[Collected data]
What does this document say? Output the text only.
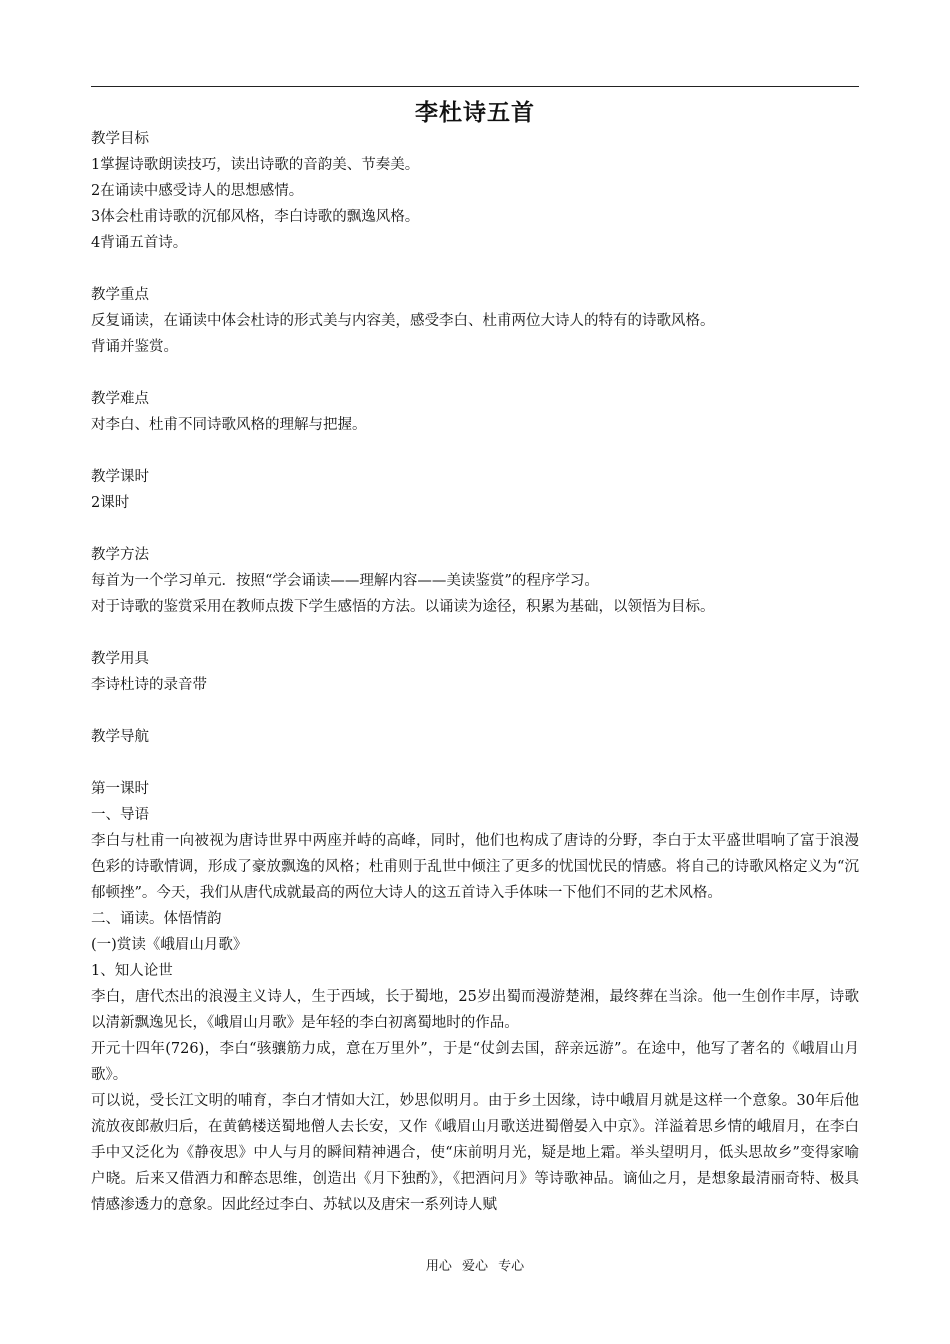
李杜诗五首

教学目标

1掌握诗歌朗读技巧，读出诗歌的音韵美、节奏美。

2在诵读中感受诗人的思想感情。

3体会杜甫诗歌的沉郁风格，李白诗歌的飘逸风格。

4背诵五首诗。

教学重点

反复诵读，在诵读中体会杜诗的形式美与内容美，感受李白、杜甫两位大诗人的特有的诗歌风格。

背诵并鉴赏。

教学难点

对李白、杜甫不同诗歌风格的理解与把握。

教学课时

2课时

教学方法

每首为一个学习单元．按照“学会诵读——理解内容——美读鉴赏”的程序学习。

对于诗歌的鉴赏采用在教师点拨下学生感悟的方法。以诵读为途径，积累为基础，以领悟为目标。

教学用具

李诗杜诗的录音带

教学导航

第一课时

一、导语

李白与杜甫一向被视为唐诗世界中两座并峙的高峰，同时，他们也构成了唐诗的分野，李白于太平盛世唱响了富于浪漫色彩的诗歌情调，形成了豪放飘逸的风格；杜甫则于乱世中倾注了更多的忧国忧民的情感。将自己的诗歌风格定义为“沉郁顿挫”。今天，我们从唐代成就最高的两位大诗人的这五首诗入手体味一下他们不同的艺术风格。

二、诵读。体悟情韵

(一)赏读《峨眉山月歌》

1、知人论世

李白，唐代杰出的浪漫主义诗人，生于西域，长于蜀地，25岁出蜀而漫游楚湘，最终葬在当涂。他一生创作丰厚，诗歌以清新飘逸见长，《峨眉山月歌》是年轻的李白初离蜀地时的作品。

开元十四年(726)，李白“骇骧筋力成，意在万里外”，于是“仗剑去国，辞亲远游”。在途中，他写了著名的《峨眉山月歌》。

可以说，受长江文明的哺育，李白才情如大江，妙思似明月。由于乡土因缘，诗中峨眉月就是这样一个意象。30年后他流放夜郎赦归后，在黄鹤楼送蜀地僧人去长安，又作《峨眉山月歌送进蜀僧晏入中京》。洋溢着思乡情的峨眉月，在李白手中又泛化为《静夜思》中人与月的瞬间精神遇合，使“床前明月光，疑是地上霜。举头望明月，低头思故乡”变得家喻户晓。后来又借酒力和醉态思维，创造出《月下独酌》，《把酒问月》等诗歌神品。谪仙之月，是想象最清丽奇特、极具情感渗透力的意象。因此经过李白、苏轼以及唐宋一系列诗人赋

用心 爱心 专心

**GIVEN PROBLEM**
Transcribe every record above exactly, leaving out the pictures.

**OUTPUT OF THE TASK**
What does this document say? Output the text only.
李杜诗五首

教学目标

1掌握诗歌朗读技巧，读出诗歌的音韵美、节奏美。

2在诵读中感受诗人的思想感情。

3体会杜甫诗歌的沉郁风格，李白诗歌的飘逸风格。

4背诵五首诗。

教学重点

反复诵读，在诵读中体会杜诗的形式美与内容美，感受李白、杜甫两位大诗人的特有的诗歌风格。

背诵并鉴赏。

教学难点

对李白、杜甫不同诗歌风格的理解与把握。

教学课时

2课时

教学方法

每首为一个学习单元．按照“学会诵读——理解内容——美读鉴赏”的程序学习。

对于诗歌的鉴赏采用在教师点拨下学生感悟的方法。以诵读为途径，积累为基础，以领悟为目标。

教学用具

李诗杜诗的录音带

教学导航

第一课时

一、导语

李白与杜甫一向被视为唐诗世界中两座并峙的高峰，同时，他们也构成了唐诗的分野，李白于太平盛世唱响了富于浪漫色彩的诗歌情调，形成了豪放飘逸的风格；杜甫则于乱世中倾注了更多的忧国忧民的情感。将自己的诗歌风格定义为“沉郁顿挫”。今天，我们从唐代成就最高的两位大诗人的这五首诗入手体味一下他们不同的艺术风格。

二、诵读。体悟情韵

(一)赏读《峨眉山月歌》

1、知人论世

李白，唐代杰出的浪漫主义诗人，生于西域，长于蜀地，25岁出蜀而漫游楚湘，最终葬在当涂。他一生创作丰厚，诗歌以清新飘逸见长，《峨眉山月歌》是年轻的李白初离蜀地时的作品。

开元十四年(726)，李白“骇骧筋力成，意在万里外”，于是“仗剑去国，辞亲远游”。在途中，他写了著名的《峨眉山月歌》。

可以说，受长江文明的哺育，李白才情如大江，妙思似明月。由于乡土因缘，诗中峨眉月就是这样一个意象。30年后他流放夜郎赦归后，在黄鹤楼送蜀地僧人去长安，又作《峨眉山月歌送进蜀僧晏入中京》。洋溢着思乡情的峨眉月，在李白手中又泛化为《静夜思》中人与月的瞬间精神遇合，使“床前明月光，疑是地上霜。举头望明月，低头思故乡”变得家喻户晓。后来又借酒力和醉态思维，创造出《月下独酌》，《把酒问月》等诗歌神品。谪仙之月，是想象最清丽奇特、极具情感渗透力的意象。因此经过李白、苏轼以及唐宋一系列诗人赋

用心 爱心 专心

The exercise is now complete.